_Task description:_ Count every line where "Weekly" shows up, and give that number only.

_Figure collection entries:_
—————
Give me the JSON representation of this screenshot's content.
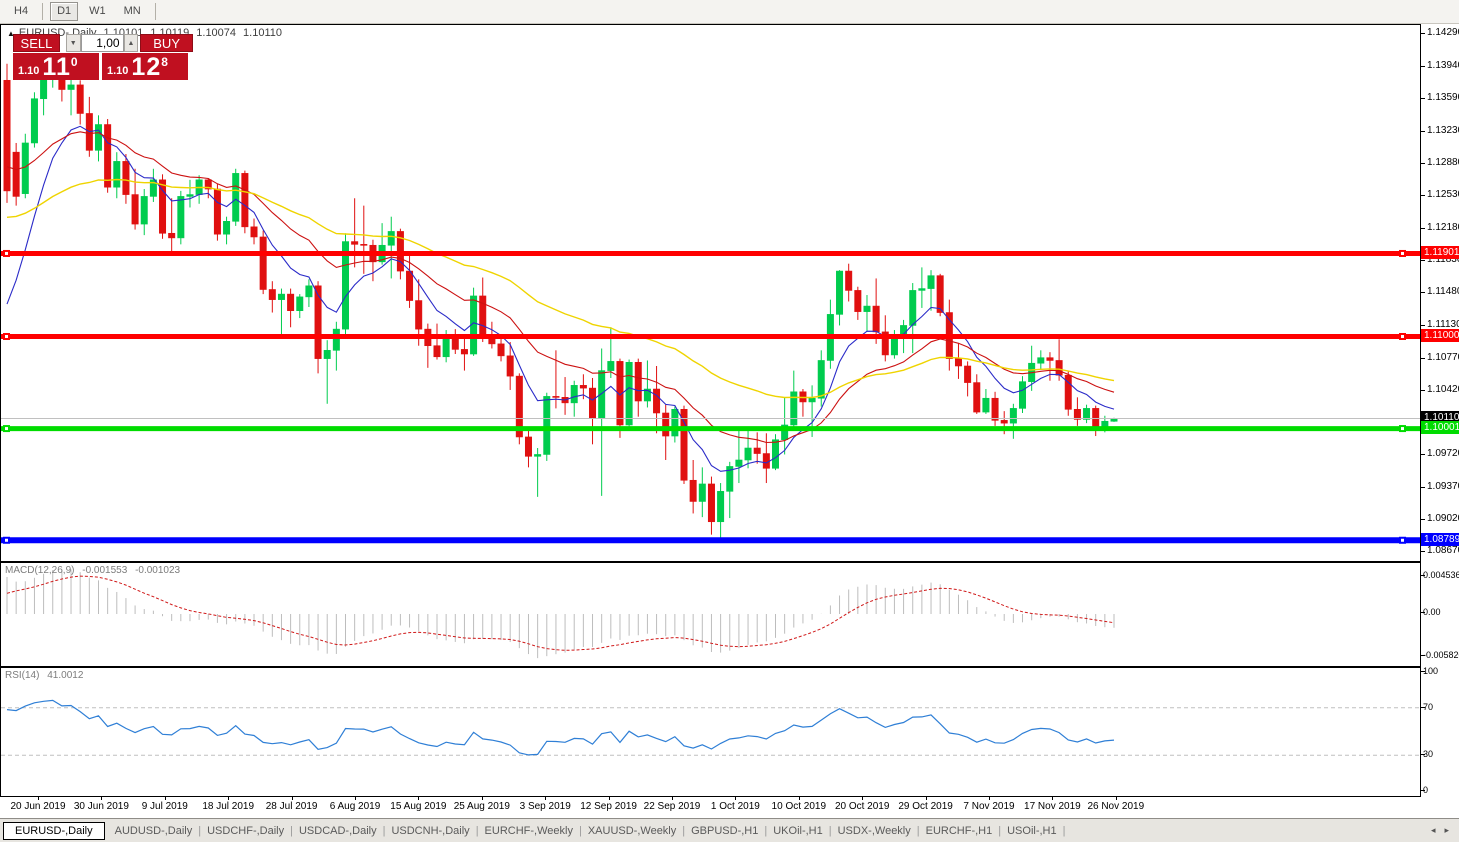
{
  "toolbar": {
    "timeframes": [
      {
        "label": "H4",
        "active": false
      },
      {
        "label": "D1",
        "active": true
      },
      {
        "label": "W1",
        "active": false
      },
      {
        "label": "MN",
        "active": false
      }
    ]
  },
  "chart_header": {
    "symbol_title": "EURUSD-,Daily",
    "open": "1.10101",
    "high": "1.10119",
    "low": "1.10074",
    "close": "1.10110"
  },
  "trade_widget": {
    "sell_label": "SELL",
    "buy_label": "BUY",
    "volume": "1,00",
    "sell_price": {
      "prefix": "1.10",
      "big": "11",
      "pip": "0"
    },
    "buy_price": {
      "prefix": "1.10",
      "big": "12",
      "pip": "8"
    }
  },
  "price_axis": {
    "ticks": [
      "1.14290",
      "1.13940",
      "1.13590",
      "1.13230",
      "1.12880",
      "1.12530",
      "1.12180",
      "1.11830",
      "1.11480",
      "1.11130",
      "1.10770",
      "1.10420",
      "1.09720",
      "1.09370",
      "1.09020",
      "1.08670"
    ],
    "line_labels": [
      {
        "text": "1.11901",
        "bg": "#FF0000",
        "fg": "#FFFFFF",
        "price": 1.11901
      },
      {
        "text": "1.11000",
        "bg": "#FF0000",
        "fg": "#FFFFFF",
        "price": 1.11
      },
      {
        "text": "1.10110",
        "bg": "#000000",
        "fg": "#FFFFFF",
        "price": 1.1011
      },
      {
        "text": "1.10001",
        "bg": "#00DC00",
        "fg": "#FFFFFF",
        "price": 1.10001
      },
      {
        "text": "1.08789",
        "bg": "#0000FF",
        "fg": "#FFFFFF",
        "price": 1.08789
      }
    ]
  },
  "chart_data": {
    "type": "candlestick",
    "symbol": "EURUSD-",
    "timeframe": "Daily",
    "ylim": [
      1.08564,
      1.1438
    ],
    "x_labels": [
      "20 Jun 2019",
      "30 Jun 2019",
      "9 Jul 2019",
      "18 Jul 2019",
      "28 Jul 2019",
      "6 Aug 2019",
      "15 Aug 2019",
      "25 Aug 2019",
      "3 Sep 2019",
      "12 Sep 2019",
      "22 Sep 2019",
      "1 Oct 2019",
      "10 Oct 2019",
      "20 Oct 2019",
      "29 Oct 2019",
      "7 Nov 2019",
      "17 Nov 2019",
      "26 Nov 2019"
    ],
    "up_color": "#00CC4E",
    "down_color": "#E01010",
    "candles": [
      [
        1.1378,
        1.1396,
        1.1245,
        1.1258
      ],
      [
        1.13,
        1.131,
        1.1242,
        1.1252
      ],
      [
        1.1255,
        1.132,
        1.125,
        1.131
      ],
      [
        1.131,
        1.1365,
        1.1305,
        1.1358
      ],
      [
        1.1358,
        1.139,
        1.134,
        1.1382
      ],
      [
        1.1382,
        1.1405,
        1.137,
        1.1396
      ],
      [
        1.1396,
        1.14,
        1.1355,
        1.1368
      ],
      [
        1.1368,
        1.1382,
        1.134,
        1.1373
      ],
      [
        1.1373,
        1.1378,
        1.133,
        1.1342
      ],
      [
        1.1342,
        1.136,
        1.1295,
        1.1302
      ],
      [
        1.1302,
        1.134,
        1.129,
        1.133
      ],
      [
        1.133,
        1.1336,
        1.1256,
        1.1262
      ],
      [
        1.1262,
        1.13,
        1.125,
        1.129
      ],
      [
        1.129,
        1.1298,
        1.1244,
        1.1254
      ],
      [
        1.1254,
        1.1282,
        1.1216,
        1.1222
      ],
      [
        1.1222,
        1.126,
        1.121,
        1.1252
      ],
      [
        1.1252,
        1.1282,
        1.1246,
        1.127
      ],
      [
        1.127,
        1.1276,
        1.1206,
        1.1212
      ],
      [
        1.1212,
        1.125,
        1.1192,
        1.1207
      ],
      [
        1.1207,
        1.1258,
        1.12,
        1.1252
      ],
      [
        1.1252,
        1.127,
        1.124,
        1.1254
      ],
      [
        1.1254,
        1.1275,
        1.1244,
        1.127
      ],
      [
        1.127,
        1.1272,
        1.125,
        1.126
      ],
      [
        1.126,
        1.1266,
        1.1204,
        1.1211
      ],
      [
        1.1211,
        1.123,
        1.12,
        1.1225
      ],
      [
        1.1225,
        1.1282,
        1.122,
        1.1277
      ],
      [
        1.1277,
        1.128,
        1.1212,
        1.1219
      ],
      [
        1.1219,
        1.1228,
        1.12,
        1.1208
      ],
      [
        1.1208,
        1.1215,
        1.1146,
        1.1151
      ],
      [
        1.1151,
        1.116,
        1.1126,
        1.114
      ],
      [
        1.114,
        1.1152,
        1.1101,
        1.1146
      ],
      [
        1.1146,
        1.1152,
        1.111,
        1.1128
      ],
      [
        1.1128,
        1.1146,
        1.112,
        1.1143
      ],
      [
        1.1143,
        1.1162,
        1.1132,
        1.1155
      ],
      [
        1.1155,
        1.116,
        1.106,
        1.1076
      ],
      [
        1.1076,
        1.1096,
        1.1027,
        1.1085
      ],
      [
        1.1085,
        1.1116,
        1.1063,
        1.1108
      ],
      [
        1.1108,
        1.1212,
        1.1102,
        1.1203
      ],
      [
        1.1203,
        1.125,
        1.1175,
        1.12
      ],
      [
        1.12,
        1.1242,
        1.1168,
        1.1199
      ],
      [
        1.1199,
        1.1205,
        1.116,
        1.1181
      ],
      [
        1.1181,
        1.1223,
        1.1178,
        1.1199
      ],
      [
        1.1199,
        1.123,
        1.1163,
        1.1214
      ],
      [
        1.1214,
        1.1217,
        1.1162,
        1.1171
      ],
      [
        1.1171,
        1.1192,
        1.1131,
        1.1139
      ],
      [
        1.1139,
        1.1162,
        1.109,
        1.1108
      ],
      [
        1.1108,
        1.1114,
        1.1066,
        1.109
      ],
      [
        1.109,
        1.1114,
        1.1075,
        1.1078
      ],
      [
        1.1078,
        1.1107,
        1.1072,
        1.1099
      ],
      [
        1.1099,
        1.1108,
        1.1081,
        1.1086
      ],
      [
        1.1086,
        1.1098,
        1.1063,
        1.1081
      ],
      [
        1.1081,
        1.1153,
        1.1079,
        1.1144
      ],
      [
        1.1144,
        1.1164,
        1.1094,
        1.1101
      ],
      [
        1.1101,
        1.1116,
        1.1087,
        1.1092
      ],
      [
        1.1092,
        1.1098,
        1.1073,
        1.1079
      ],
      [
        1.1079,
        1.1094,
        1.1042,
        1.1057
      ],
      [
        1.1057,
        1.106,
        1.0983,
        1.0991
      ],
      [
        1.0991,
        1.0998,
        1.0958,
        1.097
      ],
      [
        1.097,
        1.0979,
        1.0926,
        1.0972
      ],
      [
        1.0972,
        1.1039,
        1.0965,
        1.1035
      ],
      [
        1.1035,
        1.1085,
        1.1022,
        1.1034
      ],
      [
        1.1034,
        1.1056,
        1.1015,
        1.1028
      ],
      [
        1.1028,
        1.1052,
        1.1013,
        1.1047
      ],
      [
        1.1047,
        1.1059,
        1.1032,
        1.1044
      ],
      [
        1.1044,
        1.1055,
        1.0983,
        1.1011
      ],
      [
        1.1011,
        1.1087,
        1.0927,
        1.1063
      ],
      [
        1.1063,
        1.111,
        1.1055,
        1.1073
      ],
      [
        1.1073,
        1.1076,
        1.099,
        1.1004
      ],
      [
        1.1004,
        1.1075,
        1.1001,
        1.1072
      ],
      [
        1.1072,
        1.1076,
        1.1013,
        1.103
      ],
      [
        1.103,
        1.1074,
        1.1023,
        1.1043
      ],
      [
        1.1043,
        1.1068,
        1.0995,
        1.1017
      ],
      [
        1.1017,
        1.1026,
        1.0966,
        1.0992
      ],
      [
        1.0992,
        1.1024,
        1.0985,
        1.1021
      ],
      [
        1.1021,
        1.1025,
        1.094,
        1.0944
      ],
      [
        1.0944,
        1.0966,
        1.0908,
        1.0921
      ],
      [
        1.0921,
        1.0958,
        1.0904,
        1.094
      ],
      [
        1.094,
        1.0948,
        1.0885,
        1.0899
      ],
      [
        1.0899,
        1.0941,
        1.0879,
        1.0932
      ],
      [
        1.0932,
        1.0964,
        1.0903,
        1.0959
      ],
      [
        1.0959,
        1.0999,
        1.0941,
        1.0966
      ],
      [
        1.0966,
        1.0999,
        1.0957,
        1.0979
      ],
      [
        1.0979,
        1.0996,
        1.0962,
        1.0973
      ],
      [
        1.0973,
        1.0995,
        1.0941,
        1.0957
      ],
      [
        1.0957,
        1.0994,
        1.0955,
        1.0988
      ],
      [
        1.0988,
        1.1034,
        1.0972,
        1.1004
      ],
      [
        1.1004,
        1.1063,
        1.1002,
        1.104
      ],
      [
        1.104,
        1.1043,
        1.1013,
        1.1029
      ],
      [
        1.1029,
        1.1047,
        1.0991,
        1.1033
      ],
      [
        1.1033,
        1.1085,
        1.1024,
        1.1074
      ],
      [
        1.1074,
        1.114,
        1.1065,
        1.1124
      ],
      [
        1.1124,
        1.1172,
        1.1112,
        1.1171
      ],
      [
        1.1171,
        1.1179,
        1.1138,
        1.115
      ],
      [
        1.115,
        1.1154,
        1.1118,
        1.1127
      ],
      [
        1.1127,
        1.1145,
        1.1106,
        1.1133
      ],
      [
        1.1133,
        1.1163,
        1.1092,
        1.1105
      ],
      [
        1.1105,
        1.1123,
        1.1073,
        1.108
      ],
      [
        1.108,
        1.1107,
        1.1076,
        1.1099
      ],
      [
        1.1099,
        1.1118,
        1.1082,
        1.1112
      ],
      [
        1.1112,
        1.1158,
        1.1082,
        1.115
      ],
      [
        1.115,
        1.1175,
        1.1131,
        1.1152
      ],
      [
        1.1152,
        1.1172,
        1.1128,
        1.1166
      ],
      [
        1.1166,
        1.1168,
        1.1122,
        1.1126
      ],
      [
        1.1126,
        1.114,
        1.1063,
        1.1076
      ],
      [
        1.1076,
        1.1093,
        1.1054,
        1.1068
      ],
      [
        1.1068,
        1.1073,
        1.1035,
        1.105
      ],
      [
        1.105,
        1.1059,
        1.1016,
        1.1018
      ],
      [
        1.1018,
        1.1043,
        1.1016,
        1.1033
      ],
      [
        1.1033,
        1.104,
        1.1003,
        1.1009
      ],
      [
        1.1009,
        1.1019,
        1.0994,
        1.1006
      ],
      [
        1.1006,
        1.1027,
        1.0989,
        1.1022
      ],
      [
        1.1022,
        1.1057,
        1.1017,
        1.1051
      ],
      [
        1.1051,
        1.109,
        1.1041,
        1.1071
      ],
      [
        1.1071,
        1.1085,
        1.1064,
        1.1077
      ],
      [
        1.1077,
        1.1083,
        1.1052,
        1.1074
      ],
      [
        1.1074,
        1.1097,
        1.1052,
        1.1058
      ],
      [
        1.1058,
        1.1062,
        1.1014,
        1.1021
      ],
      [
        1.1021,
        1.1034,
        1.1003,
        1.101
      ],
      [
        1.101,
        1.1026,
        1.1006,
        1.1022
      ],
      [
        1.1022,
        1.1025,
        1.0992,
        1.1
      ],
      [
        1.1,
        1.1014,
        1.0996,
        1.1008
      ],
      [
        1.1008,
        1.10119,
        1.10074,
        1.1011
      ]
    ],
    "moving_averages": [
      {
        "period": 8,
        "color": "#2B2BC8"
      },
      {
        "period": 20,
        "color": "#CC1111"
      },
      {
        "period": 45,
        "color": "#EFD400"
      }
    ],
    "horizontal_lines": [
      {
        "price": 1.11901,
        "color": "#FF0000",
        "width": 5,
        "handles": true
      },
      {
        "price": 1.11,
        "color": "#FF0000",
        "width": 5,
        "handles": true
      },
      {
        "price": 1.1011,
        "color": "#C0C0C0",
        "width": 1,
        "handles": false
      },
      {
        "price": 1.10001,
        "color": "#00DC00",
        "width": 5,
        "handles": true
      },
      {
        "price": 1.08789,
        "color": "#0000FF",
        "width": 6,
        "handles": true
      }
    ],
    "macd": {
      "label": "MACD(12,26,9)",
      "value": "-0.001553",
      "signal_value": "-0.001023",
      "fast": 12,
      "slow": 26,
      "smooth": 9,
      "axis": [
        "0.004536",
        "0.00",
        "-0.005820"
      ],
      "hist_color": "#BDBDBD",
      "signal_color": "#D01919"
    },
    "rsi": {
      "label": "RSI(14)",
      "value": "41.0012",
      "period": 14,
      "levels": [
        70,
        30
      ],
      "axis": [
        "100",
        "70",
        "30",
        "0"
      ],
      "color": "#2F7FD6"
    }
  },
  "bottom_tabs": {
    "items": [
      {
        "label": "EURUSD-,Daily",
        "active": true
      },
      {
        "label": "AUDUSD-,Daily",
        "active": false
      },
      {
        "label": "USDCHF-,Daily",
        "active": false
      },
      {
        "label": "USDCAD-,Daily",
        "active": false
      },
      {
        "label": "USDCNH-,Daily",
        "active": false
      },
      {
        "label": "EURCHF-,Weekly",
        "active": false
      },
      {
        "label": "XAUUSD-,Weekly",
        "active": false
      },
      {
        "label": "GBPUSD-,H1",
        "active": false
      },
      {
        "label": "UKOil-,H1",
        "active": false
      },
      {
        "label": "USDX-,Weekly",
        "active": false
      },
      {
        "label": "EURCHF-,H1",
        "active": false
      },
      {
        "label": "USOil-,H1",
        "active": false
      }
    ],
    "scroll_left": "◂",
    "scroll_right": "▸"
  }
}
—————
_Answer to this exercise:_ 3